Stored entries
━━━━━━━━━━━━━━━━━━━━━━━━━━━━━━

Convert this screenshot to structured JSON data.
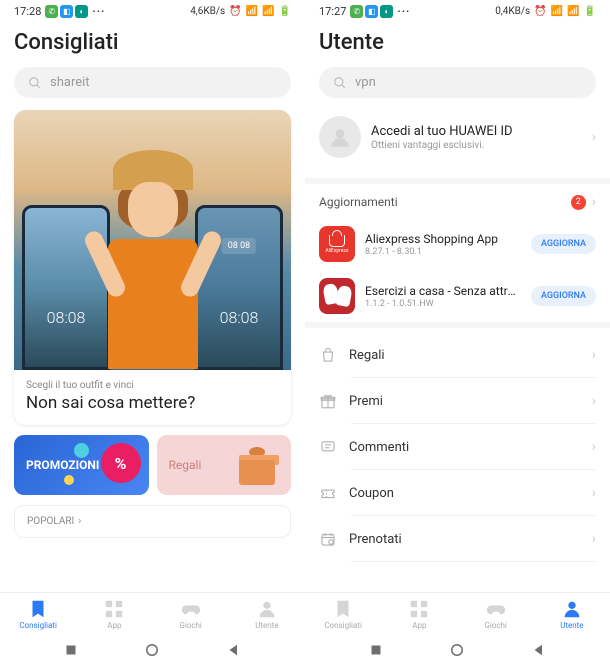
{
  "left": {
    "status": {
      "time": "17:28",
      "speed": "4,6KB/s"
    },
    "title": "Consigliati",
    "search": "shareit",
    "hero": {
      "sub": "Scegli il tuo outfit e vinci",
      "title": "Non sai cosa mettere?",
      "phone_time": "08:08",
      "phone_date": "08\n08"
    },
    "promos": [
      {
        "label": "PROMOZIONI"
      },
      {
        "label": "Regali"
      }
    ],
    "popular": "POPOLARI",
    "nav": [
      {
        "label": "Consigliati"
      },
      {
        "label": "App"
      },
      {
        "label": "Giochi"
      },
      {
        "label": "Utente"
      }
    ]
  },
  "right": {
    "status": {
      "time": "17:27",
      "speed": "0,4KB/s"
    },
    "title": "Utente",
    "search": "vpn",
    "account": {
      "title": "Accedi al tuo HUAWEI ID",
      "sub": "Ottieni vantaggi esclusivi."
    },
    "updates": {
      "title": "Aggiornamenti",
      "count": "2",
      "items": [
        {
          "name": "Aliexpress Shopping App",
          "ver": "8.27.1 - 8.30.1",
          "btn": "AGGIORNA"
        },
        {
          "name": "Esercizi a casa - Senza attrezzature",
          "ver": "1.1.2 - 1.0.51.HW",
          "btn": "AGGIORNA"
        }
      ]
    },
    "menu": [
      {
        "label": "Regali"
      },
      {
        "label": "Premi"
      },
      {
        "label": "Commenti"
      },
      {
        "label": "Coupon"
      },
      {
        "label": "Prenotati"
      }
    ],
    "nav": [
      {
        "label": "Consigliati"
      },
      {
        "label": "App"
      },
      {
        "label": "Giochi"
      },
      {
        "label": "Utente"
      }
    ]
  }
}
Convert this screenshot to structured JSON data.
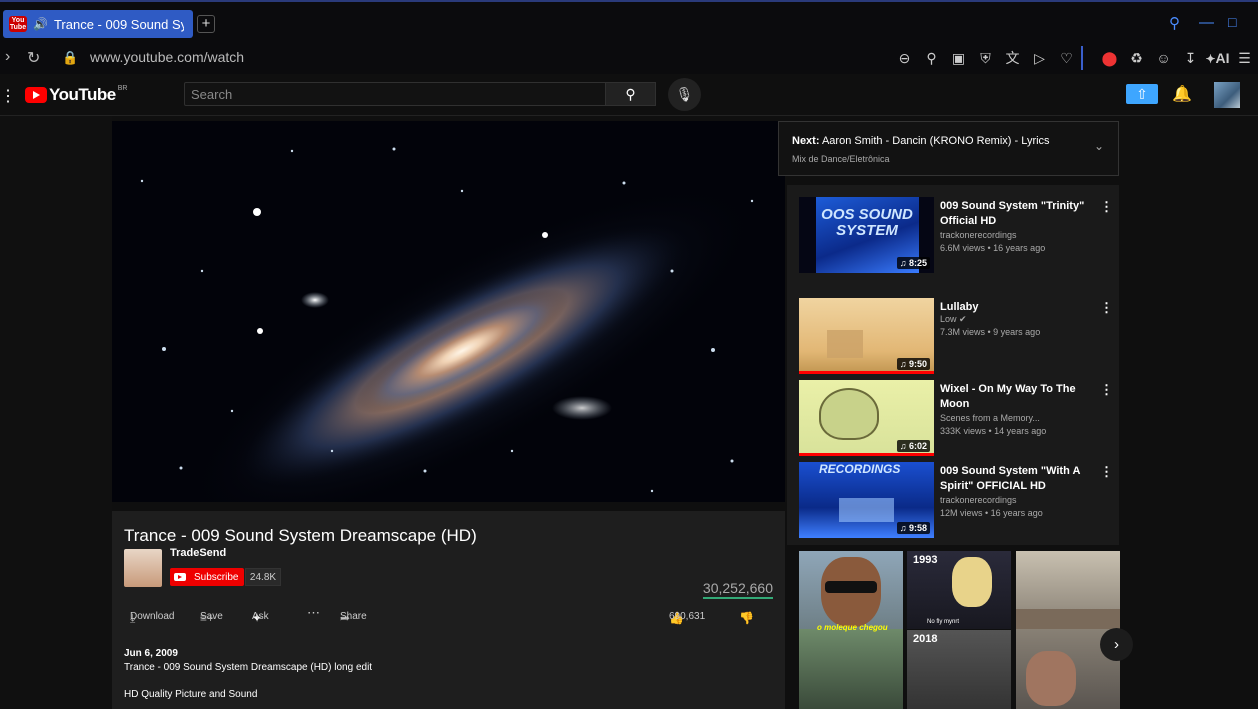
{
  "browser": {
    "tab_title": "Trance - 009 Sound Sy",
    "favicon_text": "You Tube",
    "url": "www.youtube.com/watch",
    "ai_label": "AI"
  },
  "youtube": {
    "logo_text": "YouTube",
    "country_code": "BR",
    "search_placeholder": "Search"
  },
  "video": {
    "title": "Trance - 009 Sound System Dreamscape (HD)",
    "channel": "TradeSend",
    "subscribe_label": "Subscribe",
    "subscriber_count": "24.8K",
    "views": "30,252,660",
    "actions": {
      "download": "Download",
      "save": "Save",
      "ask": "Ask",
      "more": "⋯",
      "share": "Share",
      "likes": "690,631"
    },
    "description": {
      "date": "Jun 6, 2009",
      "line1": "Trance - 009 Sound System Dreamscape (HD) long edit",
      "line2": "HD Quality Picture and Sound"
    }
  },
  "up_next": {
    "label": "Next:",
    "title": "Aaron Smith - Dancin (KRONO Remix) - Lyrics",
    "mix": "Mix de Dance/Eletrônica"
  },
  "recommendations": [
    {
      "title": "009 Sound System \"Trinity\" Official HD",
      "channel": "trackonerecordings",
      "meta": "6.6M views • 16 years ago",
      "duration": "8:25",
      "thumb_text": "OOS SOUND SYSTEM"
    },
    {
      "title": "Lullaby",
      "channel": "Low",
      "meta": "7.3M views • 9 years ago",
      "duration": "9:50"
    },
    {
      "title": "Wixel - On My Way To The Moon",
      "channel": "Scenes from a Memory...",
      "meta": "333K views • 14 years ago",
      "duration": "6:02"
    },
    {
      "title": "009 Sound System \"With A Spirit\" OFFICIAL HD",
      "channel": "trackonerecordings",
      "meta": "12M views • 16 years ago",
      "duration": "9:58",
      "thumb_text": "RECORDINGS"
    }
  ],
  "shorts": [
    {
      "caption": "o moleque chegou"
    },
    {
      "caption_top": "1993",
      "caption_mid": "No fly mynrt",
      "caption_bottom": "2018"
    },
    {
      "caption": ""
    }
  ]
}
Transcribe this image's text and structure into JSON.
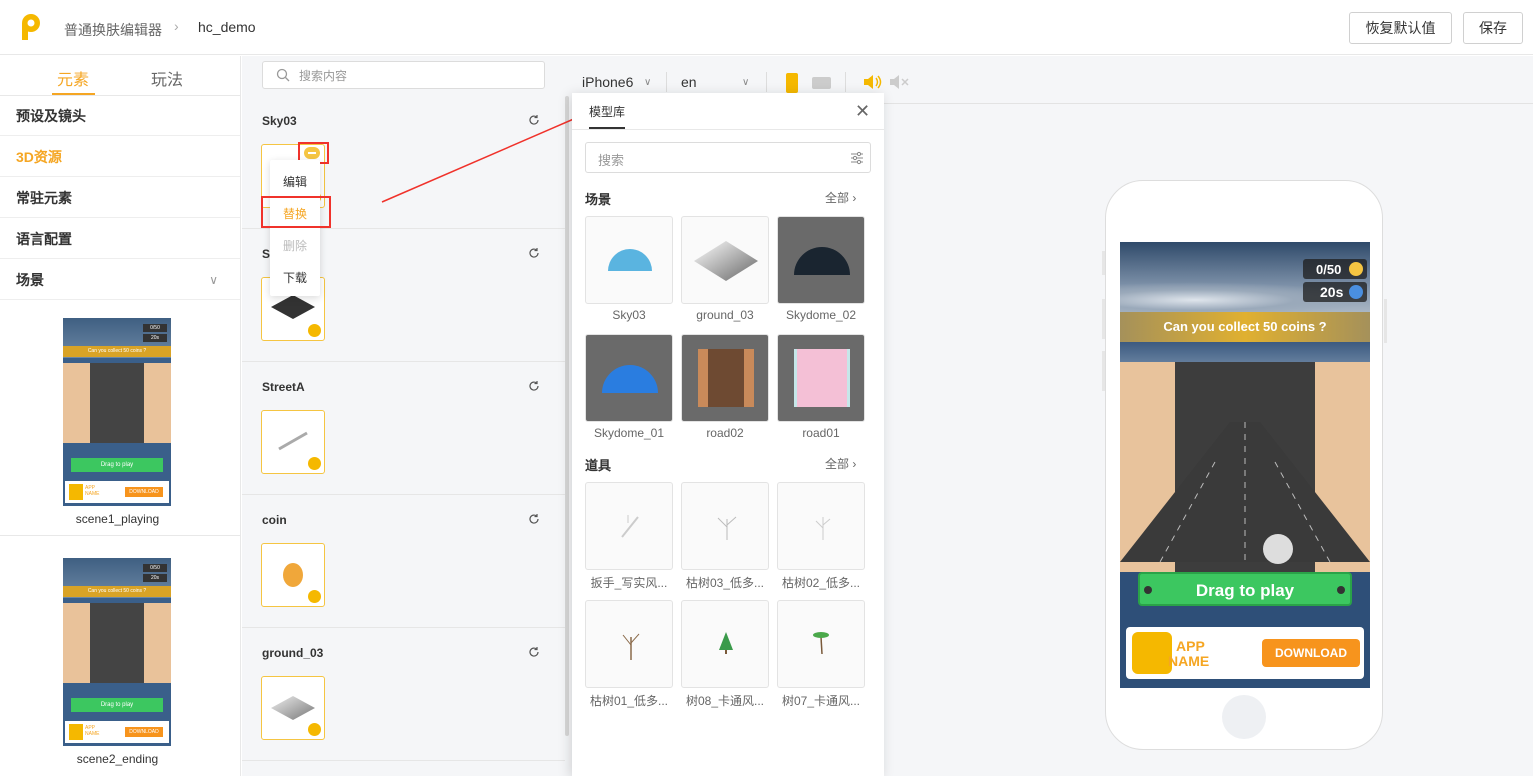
{
  "header": {
    "breadcrumb_root": "普通换肤编辑器",
    "breadcrumb_sep": "›",
    "project": "hc_demo",
    "reset_label": "恢复默认值",
    "save_label": "保存"
  },
  "left_nav": {
    "tabs": [
      "元素",
      "玩法"
    ],
    "items": [
      "预设及镜头",
      "3D资源",
      "常驻元素",
      "语言配置",
      "场景"
    ],
    "scenes": [
      "scene1_playing",
      "scene2_ending"
    ],
    "thumb_texts": {
      "score": "0/50",
      "time": "20s",
      "banner": "Can you collect 50 coins ?",
      "button": "Drag to play",
      "app": "APP NAME",
      "download": "DOWNLOAD"
    }
  },
  "asset_panel": {
    "search_placeholder": "搜索内容",
    "assets": [
      {
        "title": "Sky03"
      },
      {
        "title": "S"
      },
      {
        "title": "StreetA"
      },
      {
        "title": "coin"
      },
      {
        "title": "ground_03"
      }
    ],
    "context_menu": [
      "编辑",
      "替换",
      "删除",
      "下载"
    ]
  },
  "device_bar": {
    "device": "iPhone6",
    "language": "en"
  },
  "model_library": {
    "title": "模型库",
    "search_placeholder": "搜索",
    "scene_section": "场景",
    "prop_section": "道具",
    "all_label": "全部",
    "scene_items": [
      "Sky03",
      "ground_03",
      "Skydome_02",
      "Skydome_01",
      "road02",
      "road01"
    ],
    "prop_items": [
      "扳手_写实风...",
      "枯树03_低多...",
      "枯树02_低多...",
      "枯树01_低多...",
      "树08_卡通风...",
      "树07_卡通风..."
    ]
  },
  "preview": {
    "score": "0/50",
    "time": "20s",
    "banner": "Can you collect 50 coins ?",
    "play_button": "Drag to play",
    "app_line1": "APP",
    "app_line2": "NAME",
    "download": "DOWNLOAD"
  },
  "colors": {
    "accent": "#f5a623",
    "highlight_red": "#f0322b",
    "play_green": "#3cc760",
    "download_orange": "#f7941d"
  }
}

━━━━━━━━━━━━━━━━━━━━━━━━━━━━━━

Exercise task
Write out the entries above word for word. Do not include the pictures.

Response for this exercise
Convert this screenshot to structured JSON data.
{
  "left": {
    "status": {
      "time": "17:28",
      "speed": "4,6KB/s"
    },
    "title": "Consigliati",
    "search": "shareit",
    "hero": {
      "sub": "Scegli il tuo outfit e vinci",
      "title": "Non sai cosa mettere?",
      "phone_time": "08:08",
      "phone_date": "08\n08"
    },
    "promos": [
      {
        "label": "PROMOZIONI"
      },
      {
        "label": "Regali"
      }
    ],
    "popular": "POPOLARI",
    "nav": [
      {
        "label": "Consigliati"
      },
      {
        "label": "App"
      },
      {
        "label": "Giochi"
      },
      {
        "label": "Utente"
      }
    ]
  },
  "right": {
    "status": {
      "time": "17:27",
      "speed": "0,4KB/s"
    },
    "title": "Utente",
    "search": "vpn",
    "account": {
      "title": "Accedi al tuo HUAWEI ID",
      "sub": "Ottieni vantaggi esclusivi."
    },
    "updates": {
      "title": "Aggiornamenti",
      "count": "2",
      "items": [
        {
          "name": "Aliexpress Shopping App",
          "ver": "8.27.1 - 8.30.1",
          "btn": "AGGIORNA"
        },
        {
          "name": "Esercizi a casa - Senza attrezzature",
          "ver": "1.1.2 - 1.0.51.HW",
          "btn": "AGGIORNA"
        }
      ]
    },
    "menu": [
      {
        "label": "Regali"
      },
      {
        "label": "Premi"
      },
      {
        "label": "Commenti"
      },
      {
        "label": "Coupon"
      },
      {
        "label": "Prenotati"
      }
    ],
    "nav": [
      {
        "label": "Consigliati"
      },
      {
        "label": "App"
      },
      {
        "label": "Giochi"
      },
      {
        "label": "Utente"
      }
    ]
  }
}
Convert this screenshot to structured JSON data.
{
  "browser": {
    "tab_title": "Trance - 009 Sound Sy",
    "favicon_text": "You Tube",
    "url": "www.youtube.com/watch",
    "ai_label": "AI"
  },
  "youtube": {
    "logo_text": "YouTube",
    "country_code": "BR",
    "search_placeholder": "Search"
  },
  "video": {
    "title": "Trance - 009 Sound System Dreamscape (HD)",
    "channel": "TradeSend",
    "subscribe_label": "Subscribe",
    "subscriber_count": "24.8K",
    "views": "30,252,660",
    "actions": {
      "download": "Download",
      "save": "Save",
      "ask": "Ask",
      "more": "⋯",
      "share": "Share",
      "likes": "690,631"
    },
    "description": {
      "date": "Jun 6, 2009",
      "line1": "Trance - 009 Sound System Dreamscape (HD) long edit",
      "line2": "HD Quality Picture and Sound"
    }
  },
  "up_next": {
    "label": "Next:",
    "title": "Aaron Smith - Dancin (KRONO Remix) - Lyrics",
    "mix": "Mix de Dance/Eletrônica"
  },
  "recommendations": [
    {
      "title": "009 Sound System \"Trinity\" Official HD",
      "channel": "trackonerecordings",
      "meta": "6.6M views • 16 years ago",
      "duration": "8:25",
      "thumb_text": "OOS SOUND SYSTEM"
    },
    {
      "title": "Lullaby",
      "channel": "Low",
      "meta": "7.3M views • 9 years ago",
      "duration": "9:50"
    },
    {
      "title": "Wixel - On My Way To The Moon",
      "channel": "Scenes from a Memory...",
      "meta": "333K views • 14 years ago",
      "duration": "6:02"
    },
    {
      "title": "009 Sound System \"With A Spirit\" OFFICIAL HD",
      "channel": "trackonerecordings",
      "meta": "12M views • 16 years ago",
      "duration": "9:58",
      "thumb_text": "RECORDINGS"
    }
  ],
  "shorts": [
    {
      "caption": "o moleque chegou"
    },
    {
      "caption_top": "1993",
      "caption_mid": "No fly mynrt",
      "caption_bottom": "2018"
    },
    {
      "caption": ""
    }
  ]
}
Transcribe this image's text and structure into JSON.
{
  "header": {
    "breadcrumb_root": "普通换肤编辑器",
    "breadcrumb_sep": "›",
    "project": "hc_demo",
    "reset_label": "恢复默认值",
    "save_label": "保存"
  },
  "left_nav": {
    "tabs": [
      "元素",
      "玩法"
    ],
    "items": [
      "预设及镜头",
      "3D资源",
      "常驻元素",
      "语言配置",
      "场景"
    ],
    "scenes": [
      "scene1_playing",
      "scene2_ending"
    ],
    "thumb_texts": {
      "score": "0/50",
      "time": "20s",
      "banner": "Can you collect 50 coins ?",
      "button": "Drag to play",
      "app": "APP NAME",
      "download": "DOWNLOAD"
    }
  },
  "asset_panel": {
    "search_placeholder": "搜索内容",
    "assets": [
      {
        "title": "Sky03"
      },
      {
        "title": "S"
      },
      {
        "title": "StreetA"
      },
      {
        "title": "coin"
      },
      {
        "title": "ground_03"
      }
    ],
    "context_menu": [
      "编辑",
      "替换",
      "删除",
      "下载"
    ]
  },
  "device_bar": {
    "device": "iPhone6",
    "language": "en"
  },
  "model_library": {
    "title": "模型库",
    "search_placeholder": "搜索",
    "scene_section": "场景",
    "prop_section": "道具",
    "all_label": "全部",
    "scene_items": [
      "Sky03",
      "ground_03",
      "Skydome_02",
      "Skydome_01",
      "road02",
      "road01"
    ],
    "prop_items": [
      "扳手_写实风...",
      "枯树03_低多...",
      "枯树02_低多...",
      "枯树01_低多...",
      "树08_卡通风...",
      "树07_卡通风..."
    ]
  },
  "preview": {
    "score": "0/50",
    "time": "20s",
    "banner": "Can you collect 50 coins ?",
    "play_button": "Drag to play",
    "app_line1": "APP",
    "app_line2": "NAME",
    "download": "DOWNLOAD"
  },
  "colors": {
    "accent": "#f5a623",
    "highlight_red": "#f0322b",
    "play_green": "#3cc760",
    "download_orange": "#f7941d"
  }
}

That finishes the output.